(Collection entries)
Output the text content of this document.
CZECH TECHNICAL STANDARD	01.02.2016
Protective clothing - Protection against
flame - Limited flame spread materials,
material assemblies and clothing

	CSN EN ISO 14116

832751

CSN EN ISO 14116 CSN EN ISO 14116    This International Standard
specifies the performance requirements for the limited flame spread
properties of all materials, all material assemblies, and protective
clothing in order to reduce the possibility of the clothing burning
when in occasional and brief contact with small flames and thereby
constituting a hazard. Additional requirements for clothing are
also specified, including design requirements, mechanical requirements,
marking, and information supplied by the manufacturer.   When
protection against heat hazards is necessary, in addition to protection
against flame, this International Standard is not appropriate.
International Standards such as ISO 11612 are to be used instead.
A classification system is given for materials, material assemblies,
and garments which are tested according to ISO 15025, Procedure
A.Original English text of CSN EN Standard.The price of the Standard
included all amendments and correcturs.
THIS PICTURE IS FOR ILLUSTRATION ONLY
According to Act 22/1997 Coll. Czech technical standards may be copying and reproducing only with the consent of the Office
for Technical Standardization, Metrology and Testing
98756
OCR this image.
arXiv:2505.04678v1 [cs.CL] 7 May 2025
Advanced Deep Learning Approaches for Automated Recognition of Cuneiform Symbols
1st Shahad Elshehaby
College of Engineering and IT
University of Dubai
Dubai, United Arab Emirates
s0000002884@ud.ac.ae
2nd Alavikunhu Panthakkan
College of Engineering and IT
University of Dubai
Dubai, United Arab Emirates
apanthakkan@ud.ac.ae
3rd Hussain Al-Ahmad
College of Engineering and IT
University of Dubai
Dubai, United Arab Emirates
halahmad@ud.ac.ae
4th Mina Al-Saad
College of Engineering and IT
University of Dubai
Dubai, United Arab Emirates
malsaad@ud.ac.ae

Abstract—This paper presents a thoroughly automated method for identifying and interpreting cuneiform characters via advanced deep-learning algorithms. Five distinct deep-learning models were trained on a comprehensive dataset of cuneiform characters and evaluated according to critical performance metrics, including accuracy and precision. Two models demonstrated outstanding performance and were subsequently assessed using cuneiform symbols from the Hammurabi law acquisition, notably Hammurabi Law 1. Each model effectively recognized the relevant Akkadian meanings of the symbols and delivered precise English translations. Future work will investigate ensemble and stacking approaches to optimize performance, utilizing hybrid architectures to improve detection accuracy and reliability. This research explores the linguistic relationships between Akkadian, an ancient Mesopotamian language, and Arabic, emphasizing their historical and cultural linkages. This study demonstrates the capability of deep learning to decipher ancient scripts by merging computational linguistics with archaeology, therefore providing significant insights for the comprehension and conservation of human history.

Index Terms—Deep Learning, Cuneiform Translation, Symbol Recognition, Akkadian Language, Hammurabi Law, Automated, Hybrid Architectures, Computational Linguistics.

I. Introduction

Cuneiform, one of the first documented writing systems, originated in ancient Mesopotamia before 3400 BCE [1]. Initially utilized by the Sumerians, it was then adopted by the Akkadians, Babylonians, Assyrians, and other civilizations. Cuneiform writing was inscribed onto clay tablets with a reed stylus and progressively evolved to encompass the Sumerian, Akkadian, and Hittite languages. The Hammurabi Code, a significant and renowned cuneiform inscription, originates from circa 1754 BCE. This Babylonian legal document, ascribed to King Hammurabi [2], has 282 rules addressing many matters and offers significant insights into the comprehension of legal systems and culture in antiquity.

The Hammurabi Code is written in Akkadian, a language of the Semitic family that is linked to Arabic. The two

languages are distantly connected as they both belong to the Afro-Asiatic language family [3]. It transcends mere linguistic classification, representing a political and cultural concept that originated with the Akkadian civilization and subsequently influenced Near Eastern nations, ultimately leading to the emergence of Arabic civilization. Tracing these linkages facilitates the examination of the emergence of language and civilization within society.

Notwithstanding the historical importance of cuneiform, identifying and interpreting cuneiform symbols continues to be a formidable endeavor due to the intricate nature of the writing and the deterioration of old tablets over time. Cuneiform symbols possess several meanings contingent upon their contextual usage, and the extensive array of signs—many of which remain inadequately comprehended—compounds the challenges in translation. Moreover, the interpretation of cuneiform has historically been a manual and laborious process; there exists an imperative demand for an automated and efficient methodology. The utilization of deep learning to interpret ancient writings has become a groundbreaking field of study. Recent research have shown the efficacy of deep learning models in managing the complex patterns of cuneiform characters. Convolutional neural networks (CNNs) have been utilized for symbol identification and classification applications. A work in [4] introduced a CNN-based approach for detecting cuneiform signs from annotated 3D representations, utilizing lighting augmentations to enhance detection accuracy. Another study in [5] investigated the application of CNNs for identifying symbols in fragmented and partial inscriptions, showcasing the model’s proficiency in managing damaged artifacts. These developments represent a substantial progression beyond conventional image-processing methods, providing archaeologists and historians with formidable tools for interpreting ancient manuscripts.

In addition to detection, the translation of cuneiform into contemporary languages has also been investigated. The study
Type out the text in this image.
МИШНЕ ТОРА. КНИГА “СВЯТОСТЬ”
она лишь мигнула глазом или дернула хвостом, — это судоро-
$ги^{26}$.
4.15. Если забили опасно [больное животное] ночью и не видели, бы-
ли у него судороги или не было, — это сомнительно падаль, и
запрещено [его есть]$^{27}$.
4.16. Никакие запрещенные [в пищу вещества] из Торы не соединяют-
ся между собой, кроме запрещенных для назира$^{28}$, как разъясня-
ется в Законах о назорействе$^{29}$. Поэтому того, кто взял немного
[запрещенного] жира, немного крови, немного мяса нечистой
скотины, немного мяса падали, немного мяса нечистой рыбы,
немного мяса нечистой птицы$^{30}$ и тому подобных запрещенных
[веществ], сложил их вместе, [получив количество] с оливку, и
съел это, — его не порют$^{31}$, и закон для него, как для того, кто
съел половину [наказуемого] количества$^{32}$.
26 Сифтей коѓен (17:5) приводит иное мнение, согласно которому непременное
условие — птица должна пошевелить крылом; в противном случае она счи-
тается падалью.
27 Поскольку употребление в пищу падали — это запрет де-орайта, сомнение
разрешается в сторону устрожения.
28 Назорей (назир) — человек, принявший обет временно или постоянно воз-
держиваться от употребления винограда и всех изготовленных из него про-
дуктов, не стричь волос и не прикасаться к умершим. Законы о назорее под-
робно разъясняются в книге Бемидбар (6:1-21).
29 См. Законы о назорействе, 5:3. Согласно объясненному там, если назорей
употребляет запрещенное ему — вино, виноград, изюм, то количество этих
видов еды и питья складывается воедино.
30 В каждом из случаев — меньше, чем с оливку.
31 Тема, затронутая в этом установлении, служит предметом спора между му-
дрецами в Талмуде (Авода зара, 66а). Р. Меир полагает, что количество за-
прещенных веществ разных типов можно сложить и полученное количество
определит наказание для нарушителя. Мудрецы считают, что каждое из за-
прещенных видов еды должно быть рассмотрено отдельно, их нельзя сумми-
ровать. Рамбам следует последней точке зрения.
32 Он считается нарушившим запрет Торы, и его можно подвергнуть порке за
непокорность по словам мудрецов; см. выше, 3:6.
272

» **TO BE DONE**: Give back all the records exactly as they stand.

» **TASK SOLUTION**:
Output the text content of this document.
CZECH TECHNICAL STANDARD	01.02.2016
Protective clothing - Protection against
flame - Limited flame spread materials,
material assemblies and clothing

	CSN EN ISO 14116

832751

CSN EN ISO 14116 CSN EN ISO 14116    This International Standard
specifies the performance requirements for the limited flame spread
properties of all materials, all material assemblies, and protective
clothing in order to reduce the possibility of the clothing burning
when in occasional and brief contact with small flames and thereby
constituting a hazard. Additional requirements for clothing are
also specified, including design requirements, mechanical requirements,
marking, and information supplied by the manufacturer.   When
protection against heat hazards is necessary, in addition to protection
against flame, this International Standard is not appropriate.
International Standards such as ISO 11612 are to be used instead.
A classification system is given for materials, material assemblies,
and garments which are tested according to ISO 15025, Procedure
A.Original English text of CSN EN Standard.The price of the Standard
included all amendments and correcturs.
THIS PICTURE IS FOR ILLUSTRATION ONLY
According to Act 22/1997 Coll. Czech technical standards may be copying and reproducing only with the consent of the Office
for Technical Standardization, Metrology and Testing
98756
OCR this image.
arXiv:2505.04678v1 [cs.CL] 7 May 2025
Advanced Deep Learning Approaches for Automated Recognition of Cuneiform Symbols
1st Shahad Elshehaby
College of Engineering and IT
University of Dubai
Dubai, United Arab Emirates
s0000002884@ud.ac.ae
2nd Alavikunhu Panthakkan
College of Engineering and IT
University of Dubai
Dubai, United Arab Emirates
apanthakkan@ud.ac.ae
3rd Hussain Al-Ahmad
College of Engineering and IT
University of Dubai
Dubai, United Arab Emirates
halahmad@ud.ac.ae
4th Mina Al-Saad
College of Engineering and IT
University of Dubai
Dubai, United Arab Emirates
malsaad@ud.ac.ae

Abstract—This paper presents a thoroughly automated method for identifying and interpreting cuneiform characters via advanced deep-learning algorithms. Five distinct deep-learning models were trained on a comprehensive dataset of cuneiform characters and evaluated according to critical performance metrics, including accuracy and precision. Two models demonstrated outstanding performance and were subsequently assessed using cuneiform symbols from the Hammurabi law acquisition, notably Hammurabi Law 1. Each model effectively recognized the relevant Akkadian meanings of the symbols and delivered precise English translations. Future work will investigate ensemble and stacking approaches to optimize performance, utilizing hybrid architectures to improve detection accuracy and reliability. This research explores the linguistic relationships between Akkadian, an ancient Mesopotamian language, and Arabic, emphasizing their historical and cultural linkages. This study demonstrates the capability of deep learning to decipher ancient scripts by merging computational linguistics with archaeology, therefore providing significant insights for the comprehension and conservation of human history.

Index Terms—Deep Learning, Cuneiform Translation, Symbol Recognition, Akkadian Language, Hammurabi Law, Automated, Hybrid Architectures, Computational Linguistics.

I. Introduction

Cuneiform, one of the first documented writing systems, originated in ancient Mesopotamia before 3400 BCE [1]. Initially utilized by the Sumerians, it was then adopted by the Akkadians, Babylonians, Assyrians, and other civilizations. Cuneiform writing was inscribed onto clay tablets with a reed stylus and progressively evolved to encompass the Sumerian, Akkadian, and Hittite languages. The Hammurabi Code, a significant and renowned cuneiform inscription, originates from circa 1754 BCE. This Babylonian legal document, ascribed to King Hammurabi [2], has 282 rules addressing many matters and offers significant insights into the comprehension of legal systems and culture in antiquity.

The Hammurabi Code is written in Akkadian, a language of the Semitic family that is linked to Arabic. The two

languages are distantly connected as they both belong to the Afro-Asiatic language family [3]. It transcends mere linguistic classification, representing a political and cultural concept that originated with the Akkadian civilization and subsequently influenced Near Eastern nations, ultimately leading to the emergence of Arabic civilization. Tracing these linkages facilitates the examination of the emergence of language and civilization within society.

Notwithstanding the historical importance of cuneiform, identifying and interpreting cuneiform symbols continues to be a formidable endeavor due to the intricate nature of the writing and the deterioration of old tablets over time. Cuneiform symbols possess several meanings contingent upon their contextual usage, and the extensive array of signs—many of which remain inadequately comprehended—compounds the challenges in translation. Moreover, the interpretation of cuneiform has historically been a manual and laborious process; there exists an imperative demand for an automated and efficient methodology. The utilization of deep learning to interpret ancient writings has become a groundbreaking field of study. Recent research have shown the efficacy of deep learning models in managing the complex patterns of cuneiform characters. Convolutional neural networks (CNNs) have been utilized for symbol identification and classification applications. A work in [4] introduced a CNN-based approach for detecting cuneiform signs from annotated 3D representations, utilizing lighting augmentations to enhance detection accuracy. Another study in [5] investigated the application of CNNs for identifying symbols in fragmented and partial inscriptions, showcasing the model’s proficiency in managing damaged artifacts. These developments represent a substantial progression beyond conventional image-processing methods, providing archaeologists and historians with formidable tools for interpreting ancient manuscripts.

In addition to detection, the translation of cuneiform into contemporary languages has also been investigated. The study
Type out the text in this image.
МИШНЕ ТОРА. КНИГА “СВЯТОСТЬ”
она лишь мигнула глазом или дернула хвостом, — это судоро-
$ги^{26}$.
4.15. Если забили опасно [больное животное] ночью и не видели, бы-
ли у него судороги или не было, — это сомнительно падаль, и
запрещено [его есть]$^{27}$.
4.16. Никакие запрещенные [в пищу вещества] из Торы не соединяют-
ся между собой, кроме запрещенных для назира$^{28}$, как разъясня-
ется в Законах о назорействе$^{29}$. Поэтому того, кто взял немного
[запрещенного] жира, немного крови, немного мяса нечистой
скотины, немного мяса падали, немного мяса нечистой рыбы,
немного мяса нечистой птицы$^{30}$ и тому подобных запрещенных
[веществ], сложил их вместе, [получив количество] с оливку, и
съел это, — его не порют$^{31}$, и закон для него, как для того, кто
съел половину [наказуемого] количества$^{32}$.
26 Сифтей коѓен (17:5) приводит иное мнение, согласно которому непременное
условие — птица должна пошевелить крылом; в противном случае она счи-
тается падалью.
27 Поскольку употребление в пищу падали — это запрет де-орайта, сомнение
разрешается в сторону устрожения.
28 Назорей (назир) — человек, принявший обет временно или постоянно воз-
держиваться от употребления винограда и всех изготовленных из него про-
дуктов, не стричь волос и не прикасаться к умершим. Законы о назорее под-
робно разъясняются в книге Бемидбар (6:1-21).
29 См. Законы о назорействе, 5:3. Согласно объясненному там, если назорей
употребляет запрещенное ему — вино, виноград, изюм, то количество этих
видов еды и питья складывается воедино.
30 В каждом из случаев — меньше, чем с оливку.
31 Тема, затронутая в этом установлении, служит предметом спора между му-
дрецами в Талмуде (Авода зара, 66а). Р. Меир полагает, что количество за-
прещенных веществ разных типов можно сложить и полученное количество
определит наказание для нарушителя. Мудрецы считают, что каждое из за-
прещенных видов еды должно быть рассмотрено отдельно, их нельзя сумми-
ровать. Рамбам следует последней точке зрения.
32 Он считается нарушившим запрет Торы, и его можно подвергнуть порке за
непокорность по словам мудрецов; см. выше, 3:6.
272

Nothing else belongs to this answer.